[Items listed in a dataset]
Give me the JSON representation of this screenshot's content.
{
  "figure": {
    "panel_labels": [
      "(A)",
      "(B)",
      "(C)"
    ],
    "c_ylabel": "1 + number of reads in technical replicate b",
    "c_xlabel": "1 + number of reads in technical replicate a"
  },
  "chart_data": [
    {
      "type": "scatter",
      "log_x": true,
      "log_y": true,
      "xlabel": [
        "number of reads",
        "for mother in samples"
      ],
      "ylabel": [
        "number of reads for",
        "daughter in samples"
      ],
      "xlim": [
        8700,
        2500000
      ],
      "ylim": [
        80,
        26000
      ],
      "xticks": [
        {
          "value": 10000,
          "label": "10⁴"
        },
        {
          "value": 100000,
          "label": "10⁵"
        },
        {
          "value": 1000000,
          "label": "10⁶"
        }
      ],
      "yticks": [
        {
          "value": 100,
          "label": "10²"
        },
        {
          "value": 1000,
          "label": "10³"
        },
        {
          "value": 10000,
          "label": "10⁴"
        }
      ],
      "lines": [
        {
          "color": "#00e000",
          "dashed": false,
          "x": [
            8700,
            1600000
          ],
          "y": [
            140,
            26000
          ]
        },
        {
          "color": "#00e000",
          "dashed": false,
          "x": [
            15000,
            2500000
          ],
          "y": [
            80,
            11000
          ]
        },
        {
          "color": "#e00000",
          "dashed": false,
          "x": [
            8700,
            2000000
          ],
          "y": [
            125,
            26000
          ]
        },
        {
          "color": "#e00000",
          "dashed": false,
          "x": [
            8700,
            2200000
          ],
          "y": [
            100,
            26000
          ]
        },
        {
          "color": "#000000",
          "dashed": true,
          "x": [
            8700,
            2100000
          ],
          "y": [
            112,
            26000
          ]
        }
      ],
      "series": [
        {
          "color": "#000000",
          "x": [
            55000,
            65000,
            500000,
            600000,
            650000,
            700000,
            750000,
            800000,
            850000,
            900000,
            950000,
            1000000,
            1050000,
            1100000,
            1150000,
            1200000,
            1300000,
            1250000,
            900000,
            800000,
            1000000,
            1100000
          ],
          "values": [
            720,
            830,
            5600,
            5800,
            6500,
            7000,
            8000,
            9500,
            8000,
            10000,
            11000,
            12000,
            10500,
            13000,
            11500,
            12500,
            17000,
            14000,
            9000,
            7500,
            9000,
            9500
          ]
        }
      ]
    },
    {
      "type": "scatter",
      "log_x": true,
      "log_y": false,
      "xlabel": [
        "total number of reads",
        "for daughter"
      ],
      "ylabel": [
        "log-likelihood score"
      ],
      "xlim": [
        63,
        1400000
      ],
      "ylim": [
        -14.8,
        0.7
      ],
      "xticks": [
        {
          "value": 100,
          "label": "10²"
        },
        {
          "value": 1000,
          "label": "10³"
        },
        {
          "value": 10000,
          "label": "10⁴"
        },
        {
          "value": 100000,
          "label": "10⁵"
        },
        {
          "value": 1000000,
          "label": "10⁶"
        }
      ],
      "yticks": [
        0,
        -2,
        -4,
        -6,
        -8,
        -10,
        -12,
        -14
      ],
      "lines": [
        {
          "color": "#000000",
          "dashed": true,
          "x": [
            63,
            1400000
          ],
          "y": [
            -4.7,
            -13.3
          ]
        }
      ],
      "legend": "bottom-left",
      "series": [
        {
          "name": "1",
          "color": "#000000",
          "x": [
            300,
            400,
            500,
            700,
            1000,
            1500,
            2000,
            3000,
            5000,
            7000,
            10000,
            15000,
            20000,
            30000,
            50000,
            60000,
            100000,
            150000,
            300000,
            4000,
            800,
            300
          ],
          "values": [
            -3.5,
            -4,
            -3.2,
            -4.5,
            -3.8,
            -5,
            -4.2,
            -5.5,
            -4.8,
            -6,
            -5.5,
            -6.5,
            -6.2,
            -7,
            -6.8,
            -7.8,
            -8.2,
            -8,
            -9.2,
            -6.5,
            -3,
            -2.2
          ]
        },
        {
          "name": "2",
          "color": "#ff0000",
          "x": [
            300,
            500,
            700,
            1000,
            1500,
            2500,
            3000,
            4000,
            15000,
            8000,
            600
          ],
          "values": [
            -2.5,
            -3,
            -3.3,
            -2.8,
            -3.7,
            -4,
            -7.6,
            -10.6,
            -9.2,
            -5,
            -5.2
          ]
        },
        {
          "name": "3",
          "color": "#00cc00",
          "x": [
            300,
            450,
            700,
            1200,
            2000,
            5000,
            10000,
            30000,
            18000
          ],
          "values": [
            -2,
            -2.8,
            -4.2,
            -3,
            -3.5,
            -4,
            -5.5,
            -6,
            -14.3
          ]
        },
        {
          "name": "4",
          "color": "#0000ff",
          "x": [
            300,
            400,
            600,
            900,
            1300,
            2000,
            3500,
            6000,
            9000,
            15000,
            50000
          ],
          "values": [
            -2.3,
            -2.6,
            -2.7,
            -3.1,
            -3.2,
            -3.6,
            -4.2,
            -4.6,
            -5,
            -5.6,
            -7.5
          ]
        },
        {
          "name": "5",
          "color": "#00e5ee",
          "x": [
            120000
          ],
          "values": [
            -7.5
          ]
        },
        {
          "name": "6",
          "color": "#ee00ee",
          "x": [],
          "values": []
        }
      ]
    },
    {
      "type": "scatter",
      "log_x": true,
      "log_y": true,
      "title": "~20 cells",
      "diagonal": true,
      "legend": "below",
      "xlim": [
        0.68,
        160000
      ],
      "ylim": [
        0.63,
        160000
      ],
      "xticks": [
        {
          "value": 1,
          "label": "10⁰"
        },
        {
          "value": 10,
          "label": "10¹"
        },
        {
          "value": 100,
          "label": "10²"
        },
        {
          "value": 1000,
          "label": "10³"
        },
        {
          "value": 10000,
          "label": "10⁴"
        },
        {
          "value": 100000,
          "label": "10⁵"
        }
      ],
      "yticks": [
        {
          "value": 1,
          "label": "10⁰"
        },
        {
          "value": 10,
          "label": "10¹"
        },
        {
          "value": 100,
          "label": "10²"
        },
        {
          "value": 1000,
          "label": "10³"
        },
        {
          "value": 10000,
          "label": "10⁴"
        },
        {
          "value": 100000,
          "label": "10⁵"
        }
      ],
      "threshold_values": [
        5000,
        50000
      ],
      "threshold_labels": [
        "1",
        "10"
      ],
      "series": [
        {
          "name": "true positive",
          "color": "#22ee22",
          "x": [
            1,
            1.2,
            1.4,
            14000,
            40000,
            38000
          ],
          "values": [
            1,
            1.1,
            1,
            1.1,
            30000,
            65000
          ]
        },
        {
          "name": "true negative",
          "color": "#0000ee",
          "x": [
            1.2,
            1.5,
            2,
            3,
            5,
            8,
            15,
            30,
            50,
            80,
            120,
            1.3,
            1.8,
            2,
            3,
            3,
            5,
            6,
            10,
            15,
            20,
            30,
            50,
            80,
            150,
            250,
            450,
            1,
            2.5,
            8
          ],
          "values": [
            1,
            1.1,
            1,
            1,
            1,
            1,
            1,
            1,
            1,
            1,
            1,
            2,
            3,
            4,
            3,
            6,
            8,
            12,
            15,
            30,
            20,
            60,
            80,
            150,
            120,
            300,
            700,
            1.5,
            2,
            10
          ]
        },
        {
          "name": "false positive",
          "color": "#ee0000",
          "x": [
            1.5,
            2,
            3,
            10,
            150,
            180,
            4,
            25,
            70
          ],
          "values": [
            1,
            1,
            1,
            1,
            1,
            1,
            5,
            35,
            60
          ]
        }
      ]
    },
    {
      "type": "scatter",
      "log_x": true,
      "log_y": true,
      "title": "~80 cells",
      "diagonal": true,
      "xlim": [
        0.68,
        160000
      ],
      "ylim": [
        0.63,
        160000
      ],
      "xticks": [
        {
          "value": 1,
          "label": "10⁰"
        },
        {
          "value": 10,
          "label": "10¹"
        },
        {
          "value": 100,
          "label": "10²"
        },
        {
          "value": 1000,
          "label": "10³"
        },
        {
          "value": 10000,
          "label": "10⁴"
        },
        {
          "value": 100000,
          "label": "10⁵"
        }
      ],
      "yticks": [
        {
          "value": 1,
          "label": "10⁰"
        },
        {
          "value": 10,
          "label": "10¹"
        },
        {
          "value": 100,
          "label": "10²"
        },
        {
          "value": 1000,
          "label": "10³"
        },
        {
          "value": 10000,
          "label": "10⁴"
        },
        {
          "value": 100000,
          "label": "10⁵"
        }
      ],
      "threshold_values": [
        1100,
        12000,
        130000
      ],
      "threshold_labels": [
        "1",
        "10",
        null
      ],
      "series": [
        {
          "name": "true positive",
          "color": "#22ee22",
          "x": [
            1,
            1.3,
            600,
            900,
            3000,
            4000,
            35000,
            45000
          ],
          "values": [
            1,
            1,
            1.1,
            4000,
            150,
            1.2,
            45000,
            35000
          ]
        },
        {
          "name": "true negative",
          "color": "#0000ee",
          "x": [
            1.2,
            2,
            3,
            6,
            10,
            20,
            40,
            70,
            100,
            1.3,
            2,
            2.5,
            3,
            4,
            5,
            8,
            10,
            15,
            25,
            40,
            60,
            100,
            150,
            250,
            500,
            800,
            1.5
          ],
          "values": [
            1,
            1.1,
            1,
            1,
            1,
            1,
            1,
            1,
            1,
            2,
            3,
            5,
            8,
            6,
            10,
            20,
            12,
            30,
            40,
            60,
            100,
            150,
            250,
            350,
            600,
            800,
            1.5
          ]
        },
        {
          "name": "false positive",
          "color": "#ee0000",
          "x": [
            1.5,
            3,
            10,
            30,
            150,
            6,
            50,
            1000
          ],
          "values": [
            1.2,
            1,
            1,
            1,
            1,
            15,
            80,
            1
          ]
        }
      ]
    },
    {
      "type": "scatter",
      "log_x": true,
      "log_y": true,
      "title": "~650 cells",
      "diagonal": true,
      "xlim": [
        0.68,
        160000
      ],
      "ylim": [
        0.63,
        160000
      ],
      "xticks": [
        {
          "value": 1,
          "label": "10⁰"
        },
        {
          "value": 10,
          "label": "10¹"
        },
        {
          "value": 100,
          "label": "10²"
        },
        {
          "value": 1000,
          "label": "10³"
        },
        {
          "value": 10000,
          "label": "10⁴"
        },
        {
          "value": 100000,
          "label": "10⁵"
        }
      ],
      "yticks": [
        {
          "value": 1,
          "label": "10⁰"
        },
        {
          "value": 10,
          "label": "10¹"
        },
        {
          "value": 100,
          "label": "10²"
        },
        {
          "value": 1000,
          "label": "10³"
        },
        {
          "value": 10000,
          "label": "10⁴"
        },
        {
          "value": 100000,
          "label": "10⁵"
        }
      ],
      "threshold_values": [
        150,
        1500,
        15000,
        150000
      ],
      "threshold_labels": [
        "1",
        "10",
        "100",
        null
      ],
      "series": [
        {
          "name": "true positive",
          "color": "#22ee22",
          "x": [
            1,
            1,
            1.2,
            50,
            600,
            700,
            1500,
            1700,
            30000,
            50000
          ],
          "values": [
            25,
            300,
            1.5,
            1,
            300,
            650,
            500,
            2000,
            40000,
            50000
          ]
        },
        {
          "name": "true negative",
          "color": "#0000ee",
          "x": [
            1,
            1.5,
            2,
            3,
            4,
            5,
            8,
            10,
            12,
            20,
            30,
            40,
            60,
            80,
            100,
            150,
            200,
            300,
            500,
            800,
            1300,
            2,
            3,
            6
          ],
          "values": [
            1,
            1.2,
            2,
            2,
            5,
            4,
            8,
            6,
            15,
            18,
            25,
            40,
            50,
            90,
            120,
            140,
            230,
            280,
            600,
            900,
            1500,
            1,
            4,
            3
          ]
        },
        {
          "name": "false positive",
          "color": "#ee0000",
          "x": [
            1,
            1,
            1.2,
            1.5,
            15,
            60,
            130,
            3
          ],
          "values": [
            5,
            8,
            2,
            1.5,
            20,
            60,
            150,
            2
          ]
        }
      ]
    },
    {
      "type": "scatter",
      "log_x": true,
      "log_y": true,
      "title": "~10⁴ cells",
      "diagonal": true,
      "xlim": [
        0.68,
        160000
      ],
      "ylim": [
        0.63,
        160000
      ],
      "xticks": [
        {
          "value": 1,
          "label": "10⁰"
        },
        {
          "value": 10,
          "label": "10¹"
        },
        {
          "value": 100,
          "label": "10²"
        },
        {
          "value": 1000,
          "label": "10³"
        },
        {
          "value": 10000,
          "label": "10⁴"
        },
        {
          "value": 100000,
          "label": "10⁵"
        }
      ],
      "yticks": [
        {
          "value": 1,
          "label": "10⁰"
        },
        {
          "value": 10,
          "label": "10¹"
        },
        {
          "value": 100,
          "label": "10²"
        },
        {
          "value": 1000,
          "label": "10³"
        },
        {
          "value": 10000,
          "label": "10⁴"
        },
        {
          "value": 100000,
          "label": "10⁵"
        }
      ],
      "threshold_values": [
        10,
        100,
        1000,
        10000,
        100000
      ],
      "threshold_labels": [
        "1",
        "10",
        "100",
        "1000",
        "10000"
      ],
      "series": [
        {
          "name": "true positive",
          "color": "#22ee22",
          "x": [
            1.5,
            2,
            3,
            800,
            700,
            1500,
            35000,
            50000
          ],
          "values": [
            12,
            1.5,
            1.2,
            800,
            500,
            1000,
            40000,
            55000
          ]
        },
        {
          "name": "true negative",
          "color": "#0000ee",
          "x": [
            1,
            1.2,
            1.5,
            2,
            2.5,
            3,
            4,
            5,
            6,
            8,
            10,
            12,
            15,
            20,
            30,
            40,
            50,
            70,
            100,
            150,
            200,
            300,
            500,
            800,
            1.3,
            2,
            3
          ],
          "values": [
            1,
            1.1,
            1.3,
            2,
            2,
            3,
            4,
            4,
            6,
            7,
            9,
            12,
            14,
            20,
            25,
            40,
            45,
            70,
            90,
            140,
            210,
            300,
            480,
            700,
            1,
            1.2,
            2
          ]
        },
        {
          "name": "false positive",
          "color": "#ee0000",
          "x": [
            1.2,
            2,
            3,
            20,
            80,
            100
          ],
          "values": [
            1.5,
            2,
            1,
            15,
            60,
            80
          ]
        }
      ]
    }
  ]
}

◆ **Task to complete**
Look through the records for the word "samples". Every line that has it should be copied.

◆ **Result for this task**
        "for mother in samples"
        "daughter in samples"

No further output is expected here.